▶ [Exercise task] Copy out each line featuring the string "there" from the entries beneath.
[Start Available data]
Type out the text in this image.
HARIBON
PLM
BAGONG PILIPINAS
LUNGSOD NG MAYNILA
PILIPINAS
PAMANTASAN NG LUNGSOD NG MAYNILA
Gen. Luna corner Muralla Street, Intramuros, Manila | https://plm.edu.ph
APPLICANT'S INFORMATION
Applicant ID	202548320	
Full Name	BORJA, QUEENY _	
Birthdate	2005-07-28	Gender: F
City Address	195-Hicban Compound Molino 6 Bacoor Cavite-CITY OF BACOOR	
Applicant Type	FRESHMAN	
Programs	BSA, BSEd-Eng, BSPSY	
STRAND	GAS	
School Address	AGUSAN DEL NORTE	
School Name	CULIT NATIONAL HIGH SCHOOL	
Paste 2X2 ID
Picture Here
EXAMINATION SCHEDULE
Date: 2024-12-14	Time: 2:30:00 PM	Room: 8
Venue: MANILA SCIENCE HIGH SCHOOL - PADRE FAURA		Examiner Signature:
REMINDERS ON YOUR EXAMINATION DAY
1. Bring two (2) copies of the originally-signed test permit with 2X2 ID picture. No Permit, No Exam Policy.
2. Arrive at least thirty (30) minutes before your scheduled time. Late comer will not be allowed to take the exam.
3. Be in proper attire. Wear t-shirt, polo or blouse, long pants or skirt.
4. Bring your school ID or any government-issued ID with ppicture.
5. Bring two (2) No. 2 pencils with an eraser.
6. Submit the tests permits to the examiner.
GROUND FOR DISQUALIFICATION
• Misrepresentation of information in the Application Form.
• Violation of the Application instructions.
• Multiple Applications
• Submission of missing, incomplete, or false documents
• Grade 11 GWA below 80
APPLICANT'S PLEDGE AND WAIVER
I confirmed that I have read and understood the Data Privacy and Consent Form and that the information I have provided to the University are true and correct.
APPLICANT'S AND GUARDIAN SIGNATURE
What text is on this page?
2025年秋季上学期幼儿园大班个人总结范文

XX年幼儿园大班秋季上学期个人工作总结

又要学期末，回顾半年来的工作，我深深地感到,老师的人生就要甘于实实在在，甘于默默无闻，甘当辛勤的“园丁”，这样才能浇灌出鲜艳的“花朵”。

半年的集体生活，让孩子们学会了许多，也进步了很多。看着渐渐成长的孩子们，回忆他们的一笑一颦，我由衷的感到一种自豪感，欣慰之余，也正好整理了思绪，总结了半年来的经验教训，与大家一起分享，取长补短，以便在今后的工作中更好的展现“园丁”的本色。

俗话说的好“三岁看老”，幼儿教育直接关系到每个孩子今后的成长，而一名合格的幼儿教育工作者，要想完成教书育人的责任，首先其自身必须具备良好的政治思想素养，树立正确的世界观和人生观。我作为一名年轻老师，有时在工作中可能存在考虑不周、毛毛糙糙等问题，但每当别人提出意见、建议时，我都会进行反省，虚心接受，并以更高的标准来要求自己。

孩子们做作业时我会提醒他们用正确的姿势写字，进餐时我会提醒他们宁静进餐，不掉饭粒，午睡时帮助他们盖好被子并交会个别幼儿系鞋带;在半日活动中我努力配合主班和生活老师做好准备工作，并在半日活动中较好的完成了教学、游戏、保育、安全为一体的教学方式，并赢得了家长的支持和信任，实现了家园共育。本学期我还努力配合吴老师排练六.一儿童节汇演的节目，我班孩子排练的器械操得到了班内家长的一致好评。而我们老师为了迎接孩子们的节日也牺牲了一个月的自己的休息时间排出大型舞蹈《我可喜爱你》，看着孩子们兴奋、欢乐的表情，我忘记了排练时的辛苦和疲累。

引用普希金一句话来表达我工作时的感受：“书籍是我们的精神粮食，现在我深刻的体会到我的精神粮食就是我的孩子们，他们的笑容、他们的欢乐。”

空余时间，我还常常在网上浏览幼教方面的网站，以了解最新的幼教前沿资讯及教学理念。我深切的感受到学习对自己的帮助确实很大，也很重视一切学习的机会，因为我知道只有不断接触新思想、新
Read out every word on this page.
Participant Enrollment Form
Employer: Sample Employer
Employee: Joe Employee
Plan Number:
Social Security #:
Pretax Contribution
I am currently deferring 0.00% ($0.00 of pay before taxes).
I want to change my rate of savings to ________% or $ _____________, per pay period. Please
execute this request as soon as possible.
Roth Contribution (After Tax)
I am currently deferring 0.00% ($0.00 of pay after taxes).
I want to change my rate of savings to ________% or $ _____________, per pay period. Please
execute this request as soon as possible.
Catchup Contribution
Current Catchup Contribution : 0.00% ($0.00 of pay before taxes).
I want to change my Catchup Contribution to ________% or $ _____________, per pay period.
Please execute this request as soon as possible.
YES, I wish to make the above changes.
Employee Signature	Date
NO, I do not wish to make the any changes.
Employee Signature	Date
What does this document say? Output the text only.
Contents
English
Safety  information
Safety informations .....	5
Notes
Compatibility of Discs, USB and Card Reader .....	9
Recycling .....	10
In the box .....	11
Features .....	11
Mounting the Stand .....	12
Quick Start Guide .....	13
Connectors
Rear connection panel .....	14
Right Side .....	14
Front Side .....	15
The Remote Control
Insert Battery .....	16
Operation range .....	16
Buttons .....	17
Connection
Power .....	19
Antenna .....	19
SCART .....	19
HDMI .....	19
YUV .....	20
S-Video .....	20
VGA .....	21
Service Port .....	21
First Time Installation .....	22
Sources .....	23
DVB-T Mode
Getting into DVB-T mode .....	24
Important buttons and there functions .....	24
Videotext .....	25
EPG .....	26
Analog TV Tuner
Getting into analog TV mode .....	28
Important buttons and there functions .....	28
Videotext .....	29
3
[End Available data]
▶ [Finished task]
Important buttons and there functions .....	24
Important buttons and there functions .....	28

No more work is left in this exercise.